**Work to complete:** Output the material below line for line, unchanged.

**Stored records:**

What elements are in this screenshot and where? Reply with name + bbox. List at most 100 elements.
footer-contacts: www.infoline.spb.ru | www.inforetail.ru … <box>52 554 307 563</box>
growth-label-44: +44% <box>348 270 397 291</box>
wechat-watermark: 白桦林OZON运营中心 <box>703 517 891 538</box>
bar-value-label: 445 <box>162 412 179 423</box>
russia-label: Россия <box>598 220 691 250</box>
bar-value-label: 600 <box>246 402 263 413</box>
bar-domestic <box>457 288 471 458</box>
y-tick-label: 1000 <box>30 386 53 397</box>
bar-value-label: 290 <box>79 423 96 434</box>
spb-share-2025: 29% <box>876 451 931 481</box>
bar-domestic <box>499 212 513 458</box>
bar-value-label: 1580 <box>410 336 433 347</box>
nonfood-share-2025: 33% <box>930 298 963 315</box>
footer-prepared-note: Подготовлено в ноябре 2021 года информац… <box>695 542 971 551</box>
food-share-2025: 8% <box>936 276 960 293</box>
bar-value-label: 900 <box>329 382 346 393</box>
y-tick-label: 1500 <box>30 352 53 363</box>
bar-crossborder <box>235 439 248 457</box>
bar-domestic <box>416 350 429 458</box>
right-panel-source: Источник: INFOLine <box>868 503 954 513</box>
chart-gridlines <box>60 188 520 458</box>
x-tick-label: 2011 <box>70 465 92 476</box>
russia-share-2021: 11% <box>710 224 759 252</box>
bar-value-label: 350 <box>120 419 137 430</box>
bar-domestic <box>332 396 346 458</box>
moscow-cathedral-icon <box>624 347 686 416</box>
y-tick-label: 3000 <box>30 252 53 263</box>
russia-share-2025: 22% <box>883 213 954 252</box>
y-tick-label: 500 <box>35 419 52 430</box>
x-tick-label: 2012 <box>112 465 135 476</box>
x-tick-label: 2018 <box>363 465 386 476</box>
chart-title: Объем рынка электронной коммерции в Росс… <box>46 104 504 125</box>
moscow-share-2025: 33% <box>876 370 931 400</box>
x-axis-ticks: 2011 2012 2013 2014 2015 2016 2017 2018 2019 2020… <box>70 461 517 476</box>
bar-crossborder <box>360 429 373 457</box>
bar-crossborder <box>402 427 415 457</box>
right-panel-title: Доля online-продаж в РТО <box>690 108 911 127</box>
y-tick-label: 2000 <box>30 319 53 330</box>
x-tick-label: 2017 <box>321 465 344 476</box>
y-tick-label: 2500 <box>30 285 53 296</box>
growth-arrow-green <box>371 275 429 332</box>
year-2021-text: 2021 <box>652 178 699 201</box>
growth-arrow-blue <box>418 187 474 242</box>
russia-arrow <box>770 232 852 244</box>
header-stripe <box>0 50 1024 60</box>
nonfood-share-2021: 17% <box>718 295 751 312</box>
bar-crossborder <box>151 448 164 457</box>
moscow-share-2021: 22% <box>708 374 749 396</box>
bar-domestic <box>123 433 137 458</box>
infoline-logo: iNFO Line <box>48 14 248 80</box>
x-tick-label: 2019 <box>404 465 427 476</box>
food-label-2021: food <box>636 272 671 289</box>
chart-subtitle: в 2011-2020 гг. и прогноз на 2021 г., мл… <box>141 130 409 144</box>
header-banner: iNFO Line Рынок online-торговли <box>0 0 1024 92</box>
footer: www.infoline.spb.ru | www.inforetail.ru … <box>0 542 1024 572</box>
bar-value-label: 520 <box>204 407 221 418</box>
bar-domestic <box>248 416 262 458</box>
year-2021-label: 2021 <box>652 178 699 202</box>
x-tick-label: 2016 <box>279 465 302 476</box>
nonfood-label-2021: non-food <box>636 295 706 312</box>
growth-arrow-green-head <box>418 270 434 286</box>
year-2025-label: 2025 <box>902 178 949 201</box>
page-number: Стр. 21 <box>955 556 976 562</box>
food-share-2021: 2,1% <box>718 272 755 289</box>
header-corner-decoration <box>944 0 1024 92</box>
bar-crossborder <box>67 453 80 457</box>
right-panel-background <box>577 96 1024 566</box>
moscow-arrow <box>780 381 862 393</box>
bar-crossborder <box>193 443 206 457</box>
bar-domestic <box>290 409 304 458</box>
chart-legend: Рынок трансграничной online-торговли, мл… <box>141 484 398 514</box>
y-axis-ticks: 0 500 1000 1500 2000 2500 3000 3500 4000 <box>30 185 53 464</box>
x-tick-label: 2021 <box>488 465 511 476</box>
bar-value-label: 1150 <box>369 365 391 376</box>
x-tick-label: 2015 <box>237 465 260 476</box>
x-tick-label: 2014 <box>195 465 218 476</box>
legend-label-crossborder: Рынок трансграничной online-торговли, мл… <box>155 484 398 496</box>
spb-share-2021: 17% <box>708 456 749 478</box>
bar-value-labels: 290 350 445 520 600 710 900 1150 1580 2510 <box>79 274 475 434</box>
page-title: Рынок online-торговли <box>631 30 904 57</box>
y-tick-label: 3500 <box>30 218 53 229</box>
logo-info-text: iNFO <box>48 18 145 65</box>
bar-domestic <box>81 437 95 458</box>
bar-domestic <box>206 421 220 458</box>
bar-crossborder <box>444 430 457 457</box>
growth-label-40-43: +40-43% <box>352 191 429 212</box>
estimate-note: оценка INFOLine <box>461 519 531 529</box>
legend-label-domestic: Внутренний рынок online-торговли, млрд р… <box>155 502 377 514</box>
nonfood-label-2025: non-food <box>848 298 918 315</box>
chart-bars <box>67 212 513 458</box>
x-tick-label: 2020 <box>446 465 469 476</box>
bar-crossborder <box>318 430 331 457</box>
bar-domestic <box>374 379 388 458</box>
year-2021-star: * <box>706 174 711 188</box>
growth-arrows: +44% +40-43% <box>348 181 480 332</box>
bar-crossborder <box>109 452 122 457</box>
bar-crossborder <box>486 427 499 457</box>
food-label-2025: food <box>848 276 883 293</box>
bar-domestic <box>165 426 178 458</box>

**Task result:**
What elements are in this screenshot and where? Reply with name + bbox. List at most 100 elements.
footer-contacts: www.infoline.spb.ru | www.inforetail.ru … <box>52 554 307 563</box>
growth-label-44: +44% <box>348 270 397 291</box>
wechat-watermark: 白桦林OZON运营中心 <box>703 517 891 538</box>
bar-value-label: 445 <box>162 412 179 423</box>
russia-label: Россия <box>598 220 691 250</box>
bar-value-label: 600 <box>246 402 263 413</box>
bar-domestic <box>457 288 471 458</box>
y-tick-label: 1000 <box>30 386 53 397</box>
bar-value-label: 290 <box>79 423 96 434</box>
spb-share-2025: 29% <box>876 451 931 481</box>
bar-domestic <box>499 212 513 458</box>
bar-value-label: 1580 <box>410 336 433 347</box>
nonfood-share-2025: 33% <box>930 298 963 315</box>
footer-prepared-note: Подготовлено в ноябре 2021 года информац… <box>695 542 971 551</box>
food-share-2025: 8% <box>936 276 960 293</box>
bar-value-label: 900 <box>329 382 346 393</box>
y-tick-label: 1500 <box>30 352 53 363</box>
bar-crossborder <box>235 439 248 457</box>
bar-domestic <box>416 350 429 458</box>
right-panel-source: Источник: INFOLine <box>868 503 954 513</box>
chart-gridlines <box>60 188 520 458</box>
x-tick-label: 2011 <box>70 465 92 476</box>
russia-share-2021: 11% <box>710 224 759 252</box>
bar-value-label: 350 <box>120 419 137 430</box>
bar-domestic <box>332 396 346 458</box>
moscow-cathedral-icon <box>624 347 686 416</box>
y-tick-label: 3000 <box>30 252 53 263</box>
russia-share-2025: 22% <box>883 213 954 252</box>
y-tick-label: 500 <box>35 419 52 430</box>
x-tick-label: 2012 <box>112 465 135 476</box>
x-tick-label: 2018 <box>363 465 386 476</box>
chart-title: Объем рынка электронной коммерции в Росс… <box>46 104 504 125</box>
moscow-share-2025: 33% <box>876 370 931 400</box>
x-axis-ticks: 2011 2012 2013 2014 2015 2016 2017 2018 2019 2020… <box>70 461 517 476</box>
bar-crossborder <box>360 429 373 457</box>
bar-crossborder <box>402 427 415 457</box>
right-panel-title: Доля online-продаж в РТО <box>690 108 911 127</box>
y-tick-label: 2000 <box>30 319 53 330</box>
x-tick-label: 2017 <box>321 465 344 476</box>
y-tick-label: 2500 <box>30 285 53 296</box>
growth-arrow-green <box>371 275 429 332</box>
year-2021-text: 2021 <box>652 178 699 201</box>
growth-arrow-blue <box>418 187 474 242</box>
russia-arrow <box>770 232 852 244</box>
header-stripe <box>0 50 1024 60</box>
nonfood-share-2021: 17% <box>718 295 751 312</box>
bar-crossborder <box>151 448 164 457</box>
moscow-share-2021: 22% <box>708 374 749 396</box>
bar-domestic <box>123 433 137 458</box>
infoline-logo: iNFO Line <box>48 14 248 80</box>
x-tick-label: 2019 <box>404 465 427 476</box>
food-label-2021: food <box>636 272 671 289</box>
chart-subtitle: в 2011-2020 гг. и прогноз на 2021 г., мл… <box>141 130 409 144</box>
header-banner: iNFO Line Рынок online-торговли <box>0 0 1024 92</box>
footer: www.infoline.spb.ru | www.inforetail.ru … <box>0 542 1024 572</box>
bar-value-label: 520 <box>204 407 221 418</box>
bar-domestic <box>248 416 262 458</box>
year-2021-label: 2021 <box>652 178 699 202</box>
x-tick-label: 2016 <box>279 465 302 476</box>
nonfood-label-2021: non-food <box>636 295 706 312</box>
growth-arrow-green-head <box>418 270 434 286</box>
year-2025-label: 2025 <box>902 178 949 201</box>
page-number: Стр. 21 <box>955 556 976 562</box>
food-share-2021: 2,1% <box>718 272 755 289</box>
header-corner-decoration <box>944 0 1024 92</box>
bar-crossborder <box>67 453 80 457</box>
right-panel-background <box>577 96 1024 566</box>
moscow-arrow <box>780 381 862 393</box>
bar-crossborder <box>193 443 206 457</box>
bar-domestic <box>290 409 304 458</box>
chart-legend: Рынок трансграничной online-торговли, мл… <box>141 484 398 514</box>
y-axis-ticks: 0 500 1000 1500 2000 2500 3000 3500 4000 <box>30 185 53 464</box>
x-tick-label: 2021 <box>488 465 511 476</box>
bar-value-label: 1150 <box>369 365 391 376</box>
x-tick-label: 2015 <box>237 465 260 476</box>
x-tick-label: 2014 <box>195 465 218 476</box>
legend-label-crossborder: Рынок трансграничной online-торговли, мл… <box>155 484 398 496</box>
spb-share-2021: 17% <box>708 456 749 478</box>
bar-value-labels: 290 350 445 520 600 710 900 1150 1580 2510 <box>79 274 475 434</box>
page-title: Рынок online-торговли <box>631 30 904 57</box>
y-tick-label: 3500 <box>30 218 53 229</box>
logo-info-text: iNFO <box>48 18 145 65</box>
bar-domestic <box>81 437 95 458</box>
bar-domestic <box>206 421 220 458</box>
bar-crossborder <box>444 430 457 457</box>
growth-label-40-43: +40-43% <box>352 191 429 212</box>
estimate-note: оценка INFOLine <box>461 519 531 529</box>
legend-label-domestic: Внутренний рынок online-торговли, млрд р… <box>155 502 377 514</box>
nonfood-label-2025: non-food <box>848 298 918 315</box>
chart-bars <box>67 212 513 458</box>
x-tick-label: 2020 <box>446 465 469 476</box>
bar-crossborder <box>318 430 331 457</box>
bar-domestic <box>374 379 388 458</box>
year-2021-star: * <box>706 174 711 188</box>
growth-arrows: +44% +40-43% <box>348 181 480 332</box>
bar-crossborder <box>109 452 122 457</box>
bar-crossborder <box>486 427 499 457</box>
food-label-2025: food <box>848 276 883 293</box>
bar-domestic <box>165 426 178 458</box>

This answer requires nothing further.